**GIVEN INSTRUCTION:**
Copy out every line exactly as given.

**INPUT RECORDS:**
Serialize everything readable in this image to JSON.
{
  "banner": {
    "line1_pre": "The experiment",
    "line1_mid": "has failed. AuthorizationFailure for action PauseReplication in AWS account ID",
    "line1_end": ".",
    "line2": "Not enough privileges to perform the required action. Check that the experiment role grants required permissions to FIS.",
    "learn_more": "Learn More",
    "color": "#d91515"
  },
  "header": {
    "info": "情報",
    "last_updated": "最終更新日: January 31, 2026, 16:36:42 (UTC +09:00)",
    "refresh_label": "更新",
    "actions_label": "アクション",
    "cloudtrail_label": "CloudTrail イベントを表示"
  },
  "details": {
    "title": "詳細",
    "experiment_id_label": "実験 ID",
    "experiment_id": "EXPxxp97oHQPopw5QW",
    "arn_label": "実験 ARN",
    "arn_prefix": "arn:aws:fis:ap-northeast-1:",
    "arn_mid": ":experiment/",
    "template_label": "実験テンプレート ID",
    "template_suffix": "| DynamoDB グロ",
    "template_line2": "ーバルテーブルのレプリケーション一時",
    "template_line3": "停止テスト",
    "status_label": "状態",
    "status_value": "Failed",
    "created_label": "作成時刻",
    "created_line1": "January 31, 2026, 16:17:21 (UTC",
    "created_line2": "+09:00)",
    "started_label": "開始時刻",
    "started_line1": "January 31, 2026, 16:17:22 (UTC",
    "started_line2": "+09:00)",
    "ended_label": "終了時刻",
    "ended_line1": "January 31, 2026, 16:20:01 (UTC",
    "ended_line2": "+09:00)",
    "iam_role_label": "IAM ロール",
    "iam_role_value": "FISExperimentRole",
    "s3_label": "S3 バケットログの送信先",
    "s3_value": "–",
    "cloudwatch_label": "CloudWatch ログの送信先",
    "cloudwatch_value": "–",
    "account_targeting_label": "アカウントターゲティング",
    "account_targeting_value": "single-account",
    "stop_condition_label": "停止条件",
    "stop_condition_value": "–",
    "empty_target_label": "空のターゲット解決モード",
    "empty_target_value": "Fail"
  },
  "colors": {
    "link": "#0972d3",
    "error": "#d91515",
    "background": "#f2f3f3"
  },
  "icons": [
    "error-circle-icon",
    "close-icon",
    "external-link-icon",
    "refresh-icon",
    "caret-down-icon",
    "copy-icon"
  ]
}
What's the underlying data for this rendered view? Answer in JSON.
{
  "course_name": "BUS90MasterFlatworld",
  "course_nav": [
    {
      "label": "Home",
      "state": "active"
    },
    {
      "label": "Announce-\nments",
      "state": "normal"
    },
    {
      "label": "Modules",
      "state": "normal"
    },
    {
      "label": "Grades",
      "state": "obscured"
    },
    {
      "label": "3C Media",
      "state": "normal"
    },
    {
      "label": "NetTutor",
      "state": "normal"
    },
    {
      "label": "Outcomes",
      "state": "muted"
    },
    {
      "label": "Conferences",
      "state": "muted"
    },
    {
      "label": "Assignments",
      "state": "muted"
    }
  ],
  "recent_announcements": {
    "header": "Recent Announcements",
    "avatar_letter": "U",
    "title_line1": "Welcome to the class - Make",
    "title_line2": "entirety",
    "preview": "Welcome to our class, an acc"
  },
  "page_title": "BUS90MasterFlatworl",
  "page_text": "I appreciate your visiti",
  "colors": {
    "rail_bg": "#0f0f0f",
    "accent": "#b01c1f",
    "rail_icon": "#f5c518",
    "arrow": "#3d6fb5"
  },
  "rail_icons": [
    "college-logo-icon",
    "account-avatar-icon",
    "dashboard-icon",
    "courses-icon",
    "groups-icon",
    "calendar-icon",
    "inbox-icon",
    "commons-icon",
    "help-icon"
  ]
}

**OUTPUT OF THE TASK:**
Serialize everything readable in this image to JSON.
{
  "banner": {
    "line1_pre": "The experiment",
    "line1_mid": "has failed. AuthorizationFailure for action PauseReplication in AWS account ID",
    "line1_end": ".",
    "line2": "Not enough privileges to perform the required action. Check that the experiment role grants required permissions to FIS.",
    "learn_more": "Learn More",
    "color": "#d91515"
  },
  "header": {
    "info": "情報",
    "last_updated": "最終更新日: January 31, 2026, 16:36:42 (UTC +09:00)",
    "refresh_label": "更新",
    "actions_label": "アクション",
    "cloudtrail_label": "CloudTrail イベントを表示"
  },
  "details": {
    "title": "詳細",
    "experiment_id_label": "実験 ID",
    "experiment_id": "EXPxxp97oHQPopw5QW",
    "arn_label": "実験 ARN",
    "arn_prefix": "arn:aws:fis:ap-northeast-1:",
    "arn_mid": ":experiment/",
    "template_label": "実験テンプレート ID",
    "template_suffix": "| DynamoDB グロ",
    "template_line2": "ーバルテーブルのレプリケーション一時",
    "template_line3": "停止テスト",
    "status_label": "状態",
    "status_value": "Failed",
    "created_label": "作成時刻",
    "created_line1": "January 31, 2026, 16:17:21 (UTC",
    "created_line2": "+09:00)",
    "started_label": "開始時刻",
    "started_line1": "January 31, 2026, 16:17:22 (UTC",
    "started_line2": "+09:00)",
    "ended_label": "終了時刻",
    "ended_line1": "January 31, 2026, 16:20:01 (UTC",
    "ended_line2": "+09:00)",
    "iam_role_label": "IAM ロール",
    "iam_role_value": "FISExperimentRole",
    "s3_label": "S3 バケットログの送信先",
    "s3_value": "–",
    "cloudwatch_label": "CloudWatch ログの送信先",
    "cloudwatch_value": "–",
    "account_targeting_label": "アカウントターゲティング",
    "account_targeting_value": "single-account",
    "stop_condition_label": "停止条件",
    "stop_condition_value": "–",
    "empty_target_label": "空のターゲット解決モード",
    "empty_target_value": "Fail"
  },
  "colors": {
    "link": "#0972d3",
    "error": "#d91515",
    "background": "#f2f3f3"
  },
  "icons": [
    "error-circle-icon",
    "close-icon",
    "external-link-icon",
    "refresh-icon",
    "caret-down-icon",
    "copy-icon"
  ]
}
What's the underlying data for this rendered view? Answer in JSON.
{
  "course_name": "BUS90MasterFlatworld",
  "course_nav": [
    {
      "label": "Home",
      "state": "active"
    },
    {
      "label": "Announce-\nments",
      "state": "normal"
    },
    {
      "label": "Modules",
      "state": "normal"
    },
    {
      "label": "Grades",
      "state": "obscured"
    },
    {
      "label": "3C Media",
      "state": "normal"
    },
    {
      "label": "NetTutor",
      "state": "normal"
    },
    {
      "label": "Outcomes",
      "state": "muted"
    },
    {
      "label": "Conferences",
      "state": "muted"
    },
    {
      "label": "Assignments",
      "state": "muted"
    }
  ],
  "recent_announcements": {
    "header": "Recent Announcements",
    "avatar_letter": "U",
    "title_line1": "Welcome to the class - Make",
    "title_line2": "entirety",
    "preview": "Welcome to our class, an acc"
  },
  "page_title": "BUS90MasterFlatworl",
  "page_text": "I appreciate your visiti",
  "colors": {
    "rail_bg": "#0f0f0f",
    "accent": "#b01c1f",
    "rail_icon": "#f5c518",
    "arrow": "#3d6fb5"
  },
  "rail_icons": [
    "college-logo-icon",
    "account-avatar-icon",
    "dashboard-icon",
    "courses-icon",
    "groups-icon",
    "calendar-icon",
    "inbox-icon",
    "commons-icon",
    "help-icon"
  ]
}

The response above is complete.